**Task:** Each entry here needs to be set down again exactly, please; pictures are left out.

**Source records:**
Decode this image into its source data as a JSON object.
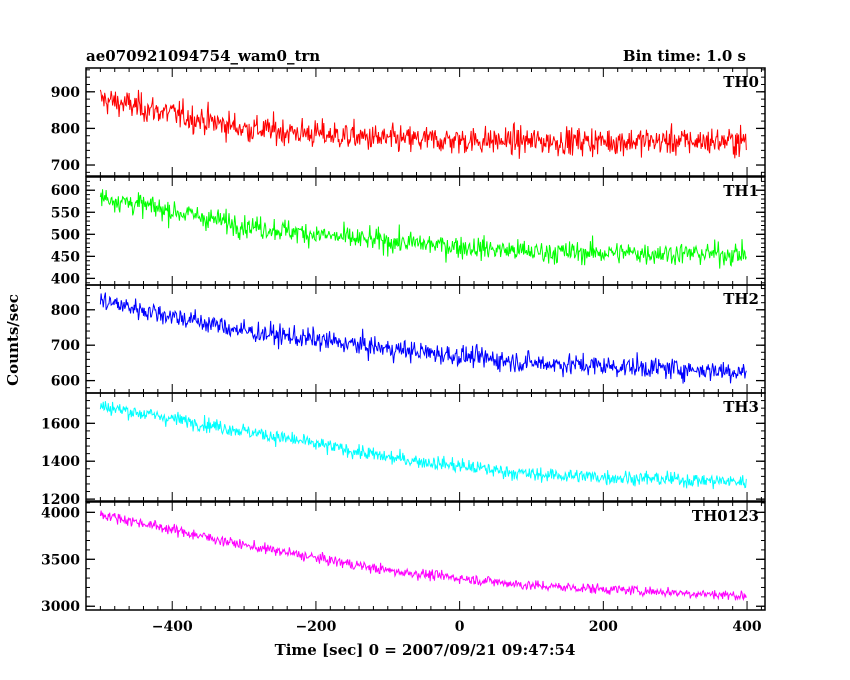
{
  "header": {
    "title": "ae070921094754_wam0_trn",
    "bin_time": "Bin time: 1.0 s"
  },
  "chart_data": {
    "type": "line",
    "title": "ae070921094754_wam0_trn",
    "xlabel": "Time [sec] 0 = 2007/09/21 09:47:54",
    "ylabel": "Counts/sec",
    "xlim": [
      -520,
      425
    ],
    "x_range": [
      -500,
      399
    ],
    "x_ticks": [
      -400,
      -200,
      0,
      200,
      400
    ],
    "bin_seconds": 1.0,
    "panels": [
      {
        "name": "TH0",
        "color": "#ff0000",
        "ylim": [
          670,
          965
        ],
        "y_ticks": [
          700,
          800,
          900
        ],
        "trend": [
          [
            -500,
            880
          ],
          [
            -300,
            800
          ],
          [
            -100,
            770
          ],
          [
            100,
            765
          ],
          [
            400,
            765
          ]
        ],
        "noise": 45
      },
      {
        "name": "TH1",
        "color": "#00ff00",
        "ylim": [
          385,
          630
        ],
        "y_ticks": [
          400,
          450,
          500,
          550,
          600
        ],
        "trend": [
          [
            -500,
            585
          ],
          [
            -300,
            520
          ],
          [
            -150,
            490
          ],
          [
            100,
            460
          ],
          [
            400,
            455
          ]
        ],
        "noise": 30
      },
      {
        "name": "TH2",
        "color": "#0000ff",
        "ylim": [
          565,
          870
        ],
        "y_ticks": [
          600,
          700,
          800
        ],
        "trend": [
          [
            -500,
            825
          ],
          [
            -300,
            740
          ],
          [
            -100,
            690
          ],
          [
            100,
            650
          ],
          [
            400,
            625
          ]
        ],
        "noise": 35
      },
      {
        "name": "TH3",
        "color": "#00ffff",
        "ylim": [
          1190,
          1760
        ],
        "y_ticks": [
          1200,
          1400,
          1600
        ],
        "trend": [
          [
            -500,
            1690
          ],
          [
            -300,
            1560
          ],
          [
            -100,
            1420
          ],
          [
            100,
            1330
          ],
          [
            400,
            1290
          ]
        ],
        "noise": 45
      },
      {
        "name": "TH0123",
        "color": "#ff00ff",
        "ylim": [
          2960,
          4110
        ],
        "y_ticks": [
          3000,
          3500,
          4000
        ],
        "trend": [
          [
            -500,
            3980
          ],
          [
            -300,
            3650
          ],
          [
            -100,
            3380
          ],
          [
            100,
            3220
          ],
          [
            400,
            3110
          ]
        ],
        "noise": 65
      }
    ]
  }
}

**Full solution:**
Decode this image into its source data as a JSON object.
{
  "header": {
    "title": "ae070921094754_wam0_trn",
    "bin_time": "Bin time: 1.0 s"
  },
  "chart_data": {
    "type": "line",
    "title": "ae070921094754_wam0_trn",
    "xlabel": "Time [sec] 0 = 2007/09/21 09:47:54",
    "ylabel": "Counts/sec",
    "xlim": [
      -520,
      425
    ],
    "x_range": [
      -500,
      399
    ],
    "x_ticks": [
      -400,
      -200,
      0,
      200,
      400
    ],
    "bin_seconds": 1.0,
    "panels": [
      {
        "name": "TH0",
        "color": "#ff0000",
        "ylim": [
          670,
          965
        ],
        "y_ticks": [
          700,
          800,
          900
        ],
        "trend": [
          [
            -500,
            880
          ],
          [
            -300,
            800
          ],
          [
            -100,
            770
          ],
          [
            100,
            765
          ],
          [
            400,
            765
          ]
        ],
        "noise": 45
      },
      {
        "name": "TH1",
        "color": "#00ff00",
        "ylim": [
          385,
          630
        ],
        "y_ticks": [
          400,
          450,
          500,
          550,
          600
        ],
        "trend": [
          [
            -500,
            585
          ],
          [
            -300,
            520
          ],
          [
            -150,
            490
          ],
          [
            100,
            460
          ],
          [
            400,
            455
          ]
        ],
        "noise": 30
      },
      {
        "name": "TH2",
        "color": "#0000ff",
        "ylim": [
          565,
          870
        ],
        "y_ticks": [
          600,
          700,
          800
        ],
        "trend": [
          [
            -500,
            825
          ],
          [
            -300,
            740
          ],
          [
            -100,
            690
          ],
          [
            100,
            650
          ],
          [
            400,
            625
          ]
        ],
        "noise": 35
      },
      {
        "name": "TH3",
        "color": "#00ffff",
        "ylim": [
          1190,
          1760
        ],
        "y_ticks": [
          1200,
          1400,
          1600
        ],
        "trend": [
          [
            -500,
            1690
          ],
          [
            -300,
            1560
          ],
          [
            -100,
            1420
          ],
          [
            100,
            1330
          ],
          [
            400,
            1290
          ]
        ],
        "noise": 45
      },
      {
        "name": "TH0123",
        "color": "#ff00ff",
        "ylim": [
          2960,
          4110
        ],
        "y_ticks": [
          3000,
          3500,
          4000
        ],
        "trend": [
          [
            -500,
            3980
          ],
          [
            -300,
            3650
          ],
          [
            -100,
            3380
          ],
          [
            100,
            3220
          ],
          [
            400,
            3110
          ]
        ],
        "noise": 65
      }
    ]
  }
}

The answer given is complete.